» **OBJECTIVE**:
Among the entries below, find how many lines carry the word "Foreign" and state only that figure.

Dataset entries on figures

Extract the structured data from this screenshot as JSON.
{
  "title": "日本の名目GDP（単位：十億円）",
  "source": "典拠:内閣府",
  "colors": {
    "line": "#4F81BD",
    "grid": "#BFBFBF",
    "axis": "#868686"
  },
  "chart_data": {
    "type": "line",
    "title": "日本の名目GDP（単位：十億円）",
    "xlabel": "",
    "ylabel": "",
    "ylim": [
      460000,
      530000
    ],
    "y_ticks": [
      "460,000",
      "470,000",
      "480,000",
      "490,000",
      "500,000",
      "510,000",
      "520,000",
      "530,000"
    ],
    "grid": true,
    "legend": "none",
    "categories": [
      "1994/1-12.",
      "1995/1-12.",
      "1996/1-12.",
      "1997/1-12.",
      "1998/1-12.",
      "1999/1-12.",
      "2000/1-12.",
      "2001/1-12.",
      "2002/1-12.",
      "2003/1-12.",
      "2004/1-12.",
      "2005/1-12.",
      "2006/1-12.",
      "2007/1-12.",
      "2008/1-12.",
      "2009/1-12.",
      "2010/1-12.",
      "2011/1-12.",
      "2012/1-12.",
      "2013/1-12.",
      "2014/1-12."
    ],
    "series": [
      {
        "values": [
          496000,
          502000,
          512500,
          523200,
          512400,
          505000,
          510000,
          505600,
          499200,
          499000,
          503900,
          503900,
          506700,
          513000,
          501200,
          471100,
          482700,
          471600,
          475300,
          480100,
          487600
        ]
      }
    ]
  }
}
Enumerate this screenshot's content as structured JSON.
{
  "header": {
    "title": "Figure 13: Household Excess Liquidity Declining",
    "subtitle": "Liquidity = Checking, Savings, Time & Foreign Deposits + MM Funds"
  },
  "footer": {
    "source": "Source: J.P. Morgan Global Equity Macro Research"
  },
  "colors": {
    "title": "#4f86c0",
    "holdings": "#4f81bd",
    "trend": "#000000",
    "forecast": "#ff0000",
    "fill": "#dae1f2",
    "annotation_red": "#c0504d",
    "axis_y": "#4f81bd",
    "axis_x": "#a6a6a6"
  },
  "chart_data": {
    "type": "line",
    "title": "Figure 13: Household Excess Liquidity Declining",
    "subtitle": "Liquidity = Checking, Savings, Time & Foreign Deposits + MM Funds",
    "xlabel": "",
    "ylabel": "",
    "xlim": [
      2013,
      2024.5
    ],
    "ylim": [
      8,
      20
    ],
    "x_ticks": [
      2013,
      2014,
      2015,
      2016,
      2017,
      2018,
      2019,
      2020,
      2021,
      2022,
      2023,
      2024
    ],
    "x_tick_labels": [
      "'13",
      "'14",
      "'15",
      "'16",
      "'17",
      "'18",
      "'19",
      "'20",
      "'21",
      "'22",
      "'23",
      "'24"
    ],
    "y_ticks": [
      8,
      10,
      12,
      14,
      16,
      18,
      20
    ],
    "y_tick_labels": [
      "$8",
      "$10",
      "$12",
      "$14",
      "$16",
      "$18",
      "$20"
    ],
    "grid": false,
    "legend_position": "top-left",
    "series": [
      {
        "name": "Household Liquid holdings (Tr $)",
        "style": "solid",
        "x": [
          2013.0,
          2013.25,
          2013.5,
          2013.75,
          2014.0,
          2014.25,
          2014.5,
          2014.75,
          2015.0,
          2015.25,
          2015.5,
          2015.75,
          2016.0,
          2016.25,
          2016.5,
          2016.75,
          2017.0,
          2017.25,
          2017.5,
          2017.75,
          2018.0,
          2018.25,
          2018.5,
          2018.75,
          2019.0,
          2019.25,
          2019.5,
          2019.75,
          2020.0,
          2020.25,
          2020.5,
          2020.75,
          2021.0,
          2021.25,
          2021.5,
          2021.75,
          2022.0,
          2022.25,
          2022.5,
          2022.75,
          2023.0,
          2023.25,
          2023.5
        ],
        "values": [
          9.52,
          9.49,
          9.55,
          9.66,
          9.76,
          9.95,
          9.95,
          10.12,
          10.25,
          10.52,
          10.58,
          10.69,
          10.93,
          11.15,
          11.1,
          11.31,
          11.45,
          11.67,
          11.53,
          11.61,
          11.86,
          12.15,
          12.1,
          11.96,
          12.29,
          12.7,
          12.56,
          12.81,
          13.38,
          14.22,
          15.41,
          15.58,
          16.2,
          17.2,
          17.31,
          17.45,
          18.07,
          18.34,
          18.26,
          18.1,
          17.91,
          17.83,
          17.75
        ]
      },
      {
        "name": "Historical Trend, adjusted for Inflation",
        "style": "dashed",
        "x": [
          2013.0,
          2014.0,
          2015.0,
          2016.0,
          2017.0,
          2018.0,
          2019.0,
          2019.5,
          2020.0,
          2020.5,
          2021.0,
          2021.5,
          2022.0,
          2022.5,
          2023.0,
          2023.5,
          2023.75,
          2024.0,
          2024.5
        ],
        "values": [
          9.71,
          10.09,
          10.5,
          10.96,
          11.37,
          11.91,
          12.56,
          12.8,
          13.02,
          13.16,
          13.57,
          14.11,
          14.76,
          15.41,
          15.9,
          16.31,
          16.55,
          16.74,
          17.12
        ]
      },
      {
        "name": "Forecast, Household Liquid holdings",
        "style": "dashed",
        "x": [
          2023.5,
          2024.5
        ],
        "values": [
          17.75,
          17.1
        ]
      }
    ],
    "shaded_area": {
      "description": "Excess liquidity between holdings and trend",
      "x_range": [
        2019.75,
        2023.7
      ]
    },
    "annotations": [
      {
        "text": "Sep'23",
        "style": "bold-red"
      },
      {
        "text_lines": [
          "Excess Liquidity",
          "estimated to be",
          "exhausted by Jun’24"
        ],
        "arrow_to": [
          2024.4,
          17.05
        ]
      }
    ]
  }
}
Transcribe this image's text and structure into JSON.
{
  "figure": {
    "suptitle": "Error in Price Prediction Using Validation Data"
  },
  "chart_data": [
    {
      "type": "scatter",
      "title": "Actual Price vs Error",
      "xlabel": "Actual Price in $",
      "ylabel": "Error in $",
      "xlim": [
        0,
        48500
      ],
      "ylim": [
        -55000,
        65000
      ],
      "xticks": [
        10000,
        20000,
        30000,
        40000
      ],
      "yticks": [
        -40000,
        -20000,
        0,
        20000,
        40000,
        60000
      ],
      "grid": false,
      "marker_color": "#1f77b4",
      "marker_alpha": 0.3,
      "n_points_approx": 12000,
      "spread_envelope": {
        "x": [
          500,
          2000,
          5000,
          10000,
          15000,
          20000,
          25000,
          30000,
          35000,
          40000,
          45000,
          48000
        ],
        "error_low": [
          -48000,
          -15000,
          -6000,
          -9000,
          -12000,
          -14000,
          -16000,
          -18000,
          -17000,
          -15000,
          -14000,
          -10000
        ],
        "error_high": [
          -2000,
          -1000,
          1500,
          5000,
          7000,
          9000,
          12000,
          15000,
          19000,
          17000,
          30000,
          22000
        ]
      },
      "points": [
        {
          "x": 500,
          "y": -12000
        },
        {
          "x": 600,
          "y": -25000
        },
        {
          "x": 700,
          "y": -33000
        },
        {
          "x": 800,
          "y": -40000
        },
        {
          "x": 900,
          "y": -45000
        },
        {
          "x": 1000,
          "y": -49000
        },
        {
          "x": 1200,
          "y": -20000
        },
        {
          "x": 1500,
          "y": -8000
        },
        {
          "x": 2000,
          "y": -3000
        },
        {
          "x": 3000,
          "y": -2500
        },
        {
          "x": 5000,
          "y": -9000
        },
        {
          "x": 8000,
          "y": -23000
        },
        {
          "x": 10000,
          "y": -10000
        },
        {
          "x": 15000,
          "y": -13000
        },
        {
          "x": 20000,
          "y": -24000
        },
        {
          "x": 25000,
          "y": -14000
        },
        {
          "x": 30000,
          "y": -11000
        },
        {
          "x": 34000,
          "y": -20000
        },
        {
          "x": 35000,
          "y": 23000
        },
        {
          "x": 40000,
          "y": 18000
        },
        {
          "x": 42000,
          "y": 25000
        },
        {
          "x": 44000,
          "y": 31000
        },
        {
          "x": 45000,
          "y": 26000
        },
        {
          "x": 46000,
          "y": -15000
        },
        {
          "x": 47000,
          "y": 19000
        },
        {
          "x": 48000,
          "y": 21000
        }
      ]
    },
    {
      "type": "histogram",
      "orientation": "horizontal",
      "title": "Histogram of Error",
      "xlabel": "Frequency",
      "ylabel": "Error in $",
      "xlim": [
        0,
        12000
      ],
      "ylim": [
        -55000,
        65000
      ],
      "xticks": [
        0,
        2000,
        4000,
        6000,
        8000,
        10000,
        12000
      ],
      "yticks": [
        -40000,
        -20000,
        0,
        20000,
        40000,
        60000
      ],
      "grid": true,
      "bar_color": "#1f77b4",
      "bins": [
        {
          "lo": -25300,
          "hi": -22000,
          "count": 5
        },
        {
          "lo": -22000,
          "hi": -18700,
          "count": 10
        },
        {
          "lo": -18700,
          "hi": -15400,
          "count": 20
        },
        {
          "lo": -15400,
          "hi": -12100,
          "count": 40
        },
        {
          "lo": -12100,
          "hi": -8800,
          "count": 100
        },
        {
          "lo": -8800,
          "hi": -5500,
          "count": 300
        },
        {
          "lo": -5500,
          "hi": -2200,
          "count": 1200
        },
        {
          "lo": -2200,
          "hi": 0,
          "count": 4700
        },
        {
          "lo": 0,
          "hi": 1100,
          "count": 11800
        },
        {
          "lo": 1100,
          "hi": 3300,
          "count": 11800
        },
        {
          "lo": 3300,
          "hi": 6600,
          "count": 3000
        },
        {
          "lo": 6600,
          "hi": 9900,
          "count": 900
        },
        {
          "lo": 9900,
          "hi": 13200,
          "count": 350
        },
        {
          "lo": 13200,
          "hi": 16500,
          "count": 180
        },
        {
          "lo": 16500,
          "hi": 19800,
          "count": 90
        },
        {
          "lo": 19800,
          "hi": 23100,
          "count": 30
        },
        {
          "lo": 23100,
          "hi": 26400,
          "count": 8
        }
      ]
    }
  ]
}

» **PROBLEM SOLUTION**:
2